===== Fragmento del documento =====

La nostalgia y la emoción que embargan a quienes han de abandonar su tierra natal fue magistralmente descrita por Jesús Moncada. En Aragón, desde Ainielle a Mequinenza, hay muchos caseríos que duermen bajo las aguas de un embalse o, simplemente, fueron engullidos por la maleza, pero cuando un pueblo se pierde, también se desvanece la identidad y las raíces de quienes lo habitaron.

Nunca fue fácil la vida en un pequeño núcleo de población, donde apenas llegaban los servicios más elementales; esforzados médicos recorrían antaño largos trayectos en un entorno desertizado para paliar en lo posible las carencias sanitarias; hoy eso es impensable, no ya en localidades de menor entidad, sino cuando ni siquiera localidades de la importancia de Jaca, antigua capital del reino de Aragón, o Alcañiz, difícilmente llegan a cubrir las plantillas de sus hospitales comarcales.

=====

Actividad:
Prosigue el fragmento sobre la despoblación de los pueblos de Aragón a partir de su última oración. El listado tiene un origen distinto al del fragmento.

===== Listado proporcionado =====

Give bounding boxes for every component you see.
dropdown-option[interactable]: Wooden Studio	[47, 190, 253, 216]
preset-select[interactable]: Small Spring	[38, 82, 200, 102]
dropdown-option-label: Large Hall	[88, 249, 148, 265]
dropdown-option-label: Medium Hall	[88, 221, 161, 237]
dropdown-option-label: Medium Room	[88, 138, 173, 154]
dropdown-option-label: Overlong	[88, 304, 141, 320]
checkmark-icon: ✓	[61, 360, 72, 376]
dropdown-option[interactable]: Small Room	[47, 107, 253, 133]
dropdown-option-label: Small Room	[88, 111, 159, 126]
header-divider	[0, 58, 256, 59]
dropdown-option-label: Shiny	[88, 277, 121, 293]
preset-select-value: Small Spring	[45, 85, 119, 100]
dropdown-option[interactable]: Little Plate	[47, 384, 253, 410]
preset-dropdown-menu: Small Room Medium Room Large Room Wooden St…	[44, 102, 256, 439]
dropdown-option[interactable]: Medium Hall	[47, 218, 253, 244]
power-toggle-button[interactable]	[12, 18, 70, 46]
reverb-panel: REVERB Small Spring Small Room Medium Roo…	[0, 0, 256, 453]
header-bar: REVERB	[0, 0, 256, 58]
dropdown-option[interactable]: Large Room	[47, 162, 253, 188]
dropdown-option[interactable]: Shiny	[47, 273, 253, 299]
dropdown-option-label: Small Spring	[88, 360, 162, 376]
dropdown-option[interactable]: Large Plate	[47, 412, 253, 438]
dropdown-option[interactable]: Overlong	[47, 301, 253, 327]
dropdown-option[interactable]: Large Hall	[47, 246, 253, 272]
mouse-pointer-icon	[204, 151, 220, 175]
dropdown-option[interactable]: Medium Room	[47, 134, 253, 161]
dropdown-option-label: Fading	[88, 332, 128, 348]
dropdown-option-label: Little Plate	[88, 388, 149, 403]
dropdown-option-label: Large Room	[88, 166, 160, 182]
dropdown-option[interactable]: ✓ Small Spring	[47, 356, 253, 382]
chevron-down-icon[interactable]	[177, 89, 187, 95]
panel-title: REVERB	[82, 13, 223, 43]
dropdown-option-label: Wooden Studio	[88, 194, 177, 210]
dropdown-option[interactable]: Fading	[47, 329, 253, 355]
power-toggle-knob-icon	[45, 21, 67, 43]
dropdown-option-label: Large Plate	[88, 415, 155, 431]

=====

Respuesta:
Cumplido el ciclo laboral, a muchos de nuestros mayores les gustaría regresar a su lugar de origen, si todavía existe, claro; pero más de uno no se atreve, precisamente por la imposibilidad de la asistencia debida en caso de urgencia. Por desgracia, las cosas tampoco están todo lo bien que debieran en las grandes capitales, estas sí, dotadas de una infraestructura de salud, que con sólidos argumentos para ello presume de eficacia. La demora en la atención especializada y las tristemente famosas listas de espera, tan presentes como ocasionalmente enmascaradas, obran en contra de un servicio cardinal que se resquebraja con lamentable persistencia, a pesar de la voluntad e implicación de excelentes facultativos. Para algunos, la ansiada cita llegará demasiado tarde, terrible e implacable resolución de sus dolencias y grave preocupación para quienes se encuentran en situación de espera.